──────── EXERCISE MATERIALS ────────

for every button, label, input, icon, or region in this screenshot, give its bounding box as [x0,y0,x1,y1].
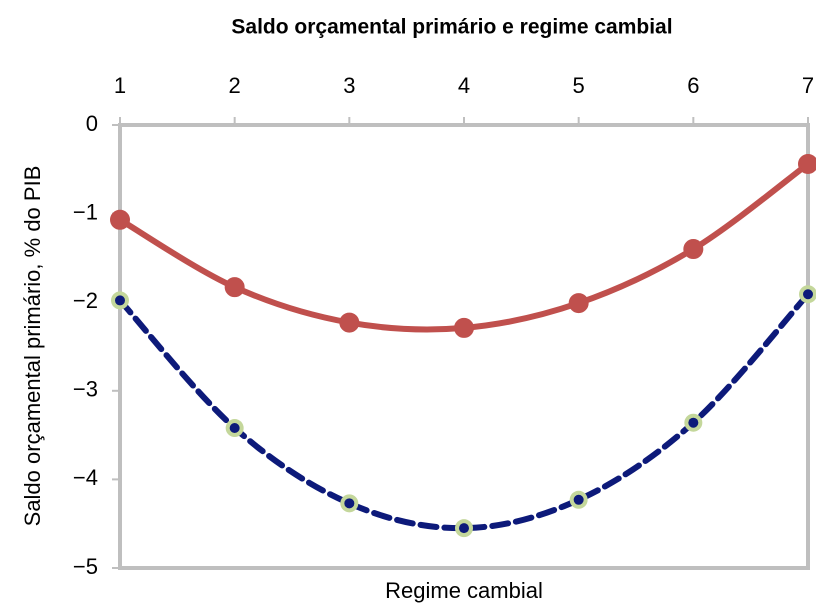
data-point [224,277,245,298]
x-tick-label: 2 [229,73,241,98]
data-point [110,209,130,230]
data-point-center [803,289,813,300]
chart-title: Saldo orçamental primário e regime cambi… [231,16,672,39]
x-tick-label: 5 [573,73,585,98]
x-tick-label: 3 [343,73,355,98]
y-tick-label: −2 [73,288,98,313]
data-point [454,317,474,338]
data-point-center [573,494,584,505]
plot-area [118,123,810,570]
y-axis-label: Saldo orçamental primário, % do PIB [20,166,45,527]
data-point-center [459,523,469,534]
x-tick-label: 1 [114,73,126,98]
y-tick-label: −4 [73,465,98,490]
y-tick-label: −5 [73,554,98,579]
data-point [798,153,816,174]
data-point-center [344,498,355,509]
y-tick-label: −1 [73,199,98,224]
data-point [683,239,704,260]
series-line [117,160,811,333]
x-tick-label: 4 [458,73,470,98]
x-tick-label: 7 [802,73,814,98]
y-tick-label: −3 [73,377,98,402]
x-tick-label: 6 [687,73,699,98]
data-point [339,312,360,333]
data-point [568,293,589,314]
y-tick-label: 0 [86,111,98,136]
x-axis-label: Regime cambial [385,578,543,603]
data-point-center [115,295,125,306]
data-point-center [229,423,240,434]
data-point-center [688,417,699,428]
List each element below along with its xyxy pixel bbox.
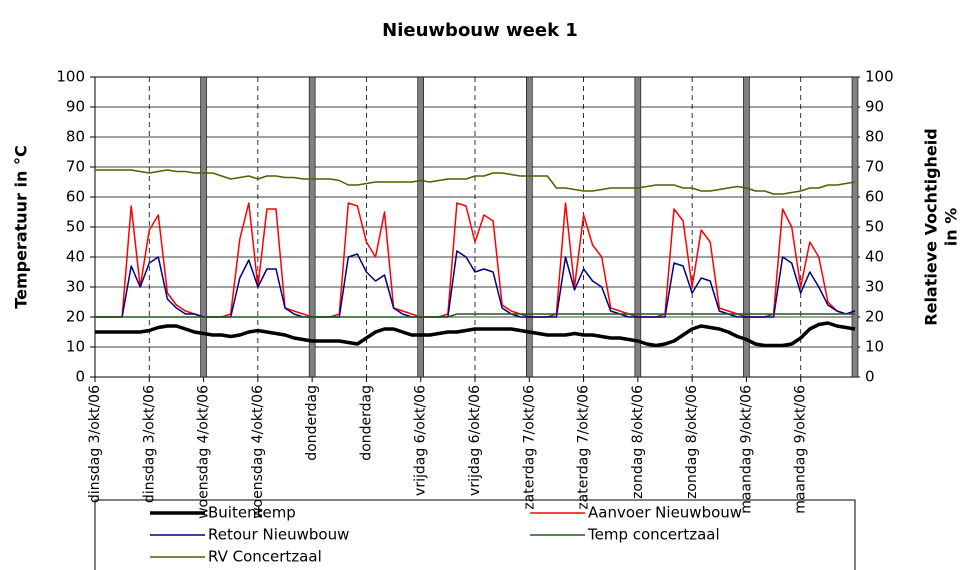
series-line	[95, 313, 855, 318]
y2-axis-label: Relatieve Vochtigheid	[922, 128, 941, 325]
x-tick-label: woensdag 4/okt/06	[250, 385, 266, 519]
x-tick-label: dinsdag 3/okt/06	[87, 385, 103, 503]
y-tick-label: 10	[66, 338, 85, 356]
legend-label: Buitentemp	[208, 504, 296, 522]
legend-box	[94, 499, 856, 570]
series-line	[95, 169, 856, 195]
y-axis-label: Temperatuur in °C	[12, 145, 31, 308]
y-tick-label: 60	[66, 188, 85, 206]
legend-label: Temp concertzaal	[587, 526, 720, 544]
y2-tick-label: 30	[865, 278, 884, 296]
y-tick-label: 90	[66, 98, 85, 116]
x-tick-label: maandag 9/okt/06	[793, 385, 809, 514]
y-tick-label: 0	[75, 368, 85, 386]
y2-tick-label: 100	[865, 68, 894, 86]
legend-label: RV Concertzaal	[208, 548, 322, 566]
y-tick-label: 40	[66, 248, 85, 266]
x-tick-label: vrijdag 6/okt/06	[413, 385, 429, 496]
x-tick-label: maandag 9/okt/06	[738, 385, 754, 514]
legend-label: Aanvoer Nieuwbouw	[588, 504, 742, 522]
y2-tick-label: 20	[865, 308, 884, 326]
y-tick-label: 100	[56, 68, 85, 86]
y2-tick-label: 90	[865, 98, 884, 116]
x-tick-label: woensdag 4/okt/06	[196, 385, 212, 519]
x-tick-label: zondag 8/okt/06	[630, 385, 646, 499]
series-line	[95, 321, 856, 348]
y2-tick-label: 70	[865, 158, 884, 176]
x-tick-label: donderdag	[358, 385, 374, 461]
y2-tick-label: 40	[865, 248, 884, 266]
y-tick-label: 80	[66, 128, 85, 146]
y2-tick-label: 0	[865, 368, 875, 386]
grid-line	[851, 76, 859, 378]
y2-tick-label: 50	[865, 218, 884, 236]
y2-tick-label: 10	[865, 338, 884, 356]
y2-tick-label: 80	[865, 128, 884, 146]
y-tick-label: 50	[66, 218, 85, 236]
y-tick-label: 20	[66, 308, 85, 326]
x-tick-label: vrijdag 6/okt/06	[467, 385, 483, 496]
legend-label: Retour Nieuwbouw	[208, 526, 349, 544]
x-tick-label: donderdag	[304, 385, 320, 461]
x-tick-label: zondag 8/okt/06	[684, 385, 700, 499]
y2-tick-label: 60	[865, 188, 884, 206]
grid-line	[743, 76, 750, 378]
grid-line	[308, 76, 316, 378]
y2-axis-label: in %	[942, 208, 961, 246]
x-tick-label: zaterdag 7/okt/06	[521, 385, 537, 510]
x-tick-label: dinsdag 3/okt/06	[141, 385, 157, 503]
y-tick-label: 30	[66, 278, 85, 296]
chart-title: Nieuwbouw week 1	[382, 20, 578, 41]
y-tick-label: 70	[66, 158, 85, 176]
grid-line	[634, 76, 642, 378]
x-tick-label: zaterdag 7/okt/06	[576, 385, 592, 510]
grid-line	[417, 76, 425, 378]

────────

THE PROBLEM:
In all the entries above, rename "x-tick-label" to "x-axis-tick" and write the lines out again with everything else unchanged. Leave the pictures out.

TASK RESPONSE:
for every button, label, input, icon, or region in this screenshot, give its bounding box as [x0,y0,x1,y1].
data-point [224,277,245,298]
x-axis-tick: 2 [229,73,241,98]
data-point [110,209,130,230]
data-point-center [803,289,813,300]
chart-title: Saldo orçamental primário e regime cambi… [231,16,672,39]
x-axis-tick: 5 [573,73,585,98]
x-axis-tick: 3 [343,73,355,98]
y-tick-label: −2 [73,288,98,313]
data-point [454,317,474,338]
data-point-center [573,494,584,505]
plot-area [118,123,810,570]
y-axis-label: Saldo orçamental primário, % do PIB [20,166,45,527]
data-point-center [459,523,469,534]
x-axis-tick: 1 [114,73,126,98]
y-tick-label: −4 [73,465,98,490]
y-tick-label: −5 [73,554,98,579]
data-point [798,153,816,174]
data-point-center [344,498,355,509]
y-tick-label: −1 [73,199,98,224]
data-point [683,239,704,260]
series-line [117,160,811,333]
x-axis-tick: 4 [458,73,470,98]
x-axis-tick: 7 [802,73,814,98]
y-tick-label: −3 [73,377,98,402]
x-axis-tick: 6 [687,73,699,98]
data-point [339,312,360,333]
data-point [568,293,589,314]
y-tick-label: 0 [86,111,98,136]
x-axis-label: Regime cambial [385,578,543,603]
data-point-center [115,295,125,306]
data-point-center [229,423,240,434]
data-point-center [688,417,699,428]
List each element below along with its xyxy pixel bbox.
series-line	[95, 313, 855, 318]
y2-axis-label: Relatieve Vochtigheid	[922, 128, 941, 325]
x-axis-tick: woensdag 4/okt/06	[250, 385, 266, 519]
x-axis-tick: dinsdag 3/okt/06	[87, 385, 103, 503]
y-tick-label: 10	[66, 338, 85, 356]
legend-label: Buitentemp	[208, 504, 296, 522]
legend-box	[94, 499, 856, 570]
series-line	[95, 169, 856, 195]
y-axis-label: Temperatuur in °C	[12, 145, 31, 308]
y-tick-label: 60	[66, 188, 85, 206]
legend-label: Temp concertzaal	[587, 526, 720, 544]
y2-tick-label: 30	[865, 278, 884, 296]
y-tick-label: 90	[66, 98, 85, 116]
x-axis-tick: maandag 9/okt/06	[793, 385, 809, 514]
y-tick-label: 0	[75, 368, 85, 386]
y2-tick-label: 100	[865, 68, 894, 86]
legend-label: RV Concertzaal	[208, 548, 322, 566]
y-tick-label: 40	[66, 248, 85, 266]
x-axis-tick: vrijdag 6/okt/06	[413, 385, 429, 496]
x-axis-tick: maandag 9/okt/06	[738, 385, 754, 514]
legend-label: Aanvoer Nieuwbouw	[588, 504, 742, 522]
y2-tick-label: 20	[865, 308, 884, 326]
y-tick-label: 100	[56, 68, 85, 86]
y2-tick-label: 90	[865, 98, 884, 116]
x-axis-tick: woensdag 4/okt/06	[196, 385, 212, 519]
x-axis-tick: zondag 8/okt/06	[630, 385, 646, 499]
series-line	[95, 321, 856, 348]
y2-tick-label: 70	[865, 158, 884, 176]
x-axis-tick: donderdag	[358, 385, 374, 461]
y2-tick-label: 40	[865, 248, 884, 266]
y-tick-label: 80	[66, 128, 85, 146]
y2-tick-label: 0	[865, 368, 875, 386]
grid-line	[851, 76, 859, 378]
y2-tick-label: 50	[865, 218, 884, 236]
y2-tick-label: 10	[865, 338, 884, 356]
y2-tick-label: 80	[865, 128, 884, 146]
y-tick-label: 50	[66, 218, 85, 236]
y-tick-label: 20	[66, 308, 85, 326]
x-axis-tick: vrijdag 6/okt/06	[467, 385, 483, 496]
legend-label: Retour Nieuwbouw	[208, 526, 349, 544]
x-axis-tick: donderdag	[304, 385, 320, 461]
x-axis-tick: zondag 8/okt/06	[684, 385, 700, 499]
y2-tick-label: 60	[865, 188, 884, 206]
grid-line	[743, 76, 750, 378]
grid-line	[308, 76, 316, 378]
y2-axis-label: in %	[942, 208, 961, 246]
x-axis-tick: zaterdag 7/okt/06	[521, 385, 537, 510]
x-axis-tick: dinsdag 3/okt/06	[141, 385, 157, 503]
y-tick-label: 30	[66, 278, 85, 296]
chart-title: Nieuwbouw week 1	[382, 20, 578, 41]
y-tick-label: 70	[66, 158, 85, 176]
grid-line	[634, 76, 642, 378]
x-axis-tick: zaterdag 7/okt/06	[576, 385, 592, 510]
grid-line	[417, 76, 425, 378]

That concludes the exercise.